(Records from a data source)
** Begin **
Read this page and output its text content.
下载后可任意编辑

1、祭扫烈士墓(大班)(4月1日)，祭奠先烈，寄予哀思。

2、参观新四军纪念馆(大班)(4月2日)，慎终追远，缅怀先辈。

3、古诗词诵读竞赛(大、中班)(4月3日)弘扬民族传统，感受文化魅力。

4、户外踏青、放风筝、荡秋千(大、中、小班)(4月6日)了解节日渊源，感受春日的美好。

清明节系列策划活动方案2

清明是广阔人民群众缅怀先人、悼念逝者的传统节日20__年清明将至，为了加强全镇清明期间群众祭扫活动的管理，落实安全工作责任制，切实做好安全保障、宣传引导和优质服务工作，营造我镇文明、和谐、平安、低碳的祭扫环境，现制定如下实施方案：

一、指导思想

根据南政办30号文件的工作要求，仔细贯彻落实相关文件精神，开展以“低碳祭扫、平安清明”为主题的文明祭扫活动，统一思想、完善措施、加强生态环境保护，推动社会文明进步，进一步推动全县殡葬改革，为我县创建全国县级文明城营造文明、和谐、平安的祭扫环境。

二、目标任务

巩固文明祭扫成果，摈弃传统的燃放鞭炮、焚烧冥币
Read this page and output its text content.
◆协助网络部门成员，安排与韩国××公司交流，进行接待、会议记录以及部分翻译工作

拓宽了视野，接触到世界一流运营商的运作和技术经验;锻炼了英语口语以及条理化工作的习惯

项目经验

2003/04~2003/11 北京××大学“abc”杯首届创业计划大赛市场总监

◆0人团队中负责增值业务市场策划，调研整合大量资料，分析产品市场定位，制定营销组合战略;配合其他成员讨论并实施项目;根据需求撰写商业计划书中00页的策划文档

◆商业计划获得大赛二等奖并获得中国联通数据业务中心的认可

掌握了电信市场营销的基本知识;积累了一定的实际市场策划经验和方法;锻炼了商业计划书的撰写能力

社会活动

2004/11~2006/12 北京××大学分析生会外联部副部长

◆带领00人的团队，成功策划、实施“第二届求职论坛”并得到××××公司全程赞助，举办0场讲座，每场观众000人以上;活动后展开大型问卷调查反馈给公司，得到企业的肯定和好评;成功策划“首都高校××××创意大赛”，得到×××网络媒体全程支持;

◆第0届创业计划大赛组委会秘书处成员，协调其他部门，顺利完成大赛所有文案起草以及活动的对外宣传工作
** End **
Your task »
Each record above should be output again exactly.

Task result »
Read this page and output its text content.
下载后可任意编辑

1、祭扫烈士墓(大班)(4月1日)，祭奠先烈，寄予哀思。

2、参观新四军纪念馆(大班)(4月2日)，慎终追远，缅怀先辈。

3、古诗词诵读竞赛(大、中班)(4月3日)弘扬民族传统，感受文化魅力。

4、户外踏青、放风筝、荡秋千(大、中、小班)(4月6日)了解节日渊源，感受春日的美好。

清明节系列策划活动方案2

清明是广阔人民群众缅怀先人、悼念逝者的传统节日20__年清明将至，为了加强全镇清明期间群众祭扫活动的管理，落实安全工作责任制，切实做好安全保障、宣传引导和优质服务工作，营造我镇文明、和谐、平安、低碳的祭扫环境，现制定如下实施方案：

一、指导思想

根据南政办30号文件的工作要求，仔细贯彻落实相关文件精神，开展以“低碳祭扫、平安清明”为主题的文明祭扫活动，统一思想、完善措施、加强生态环境保护，推动社会文明进步，进一步推动全县殡葬改革，为我县创建全国县级文明城营造文明、和谐、平安的祭扫环境。

二、目标任务

巩固文明祭扫成果，摈弃传统的燃放鞭炮、焚烧冥币
Read this page and output its text content.
◆协助网络部门成员，安排与韩国××公司交流，进行接待、会议记录以及部分翻译工作

拓宽了视野，接触到世界一流运营商的运作和技术经验;锻炼了英语口语以及条理化工作的习惯

项目经验

2003/04~2003/11 北京××大学“abc”杯首届创业计划大赛市场总监

◆0人团队中负责增值业务市场策划，调研整合大量资料，分析产品市场定位，制定营销组合战略;配合其他成员讨论并实施项目;根据需求撰写商业计划书中00页的策划文档

◆商业计划获得大赛二等奖并获得中国联通数据业务中心的认可

掌握了电信市场营销的基本知识;积累了一定的实际市场策划经验和方法;锻炼了商业计划书的撰写能力

社会活动

2004/11~2006/12 北京××大学分析生会外联部副部长

◆带领00人的团队，成功策划、实施“第二届求职论坛”并得到××××公司全程赞助，举办0场讲座，每场观众000人以上;活动后展开大型问卷调查反馈给公司，得到企业的肯定和好评;成功策划“首都高校××××创意大赛”，得到×××网络媒体全程支持;

◆第0届创业计划大赛组委会秘书处成员，协调其他部门，顺利完成大赛所有文案起草以及活动的对外宣传工作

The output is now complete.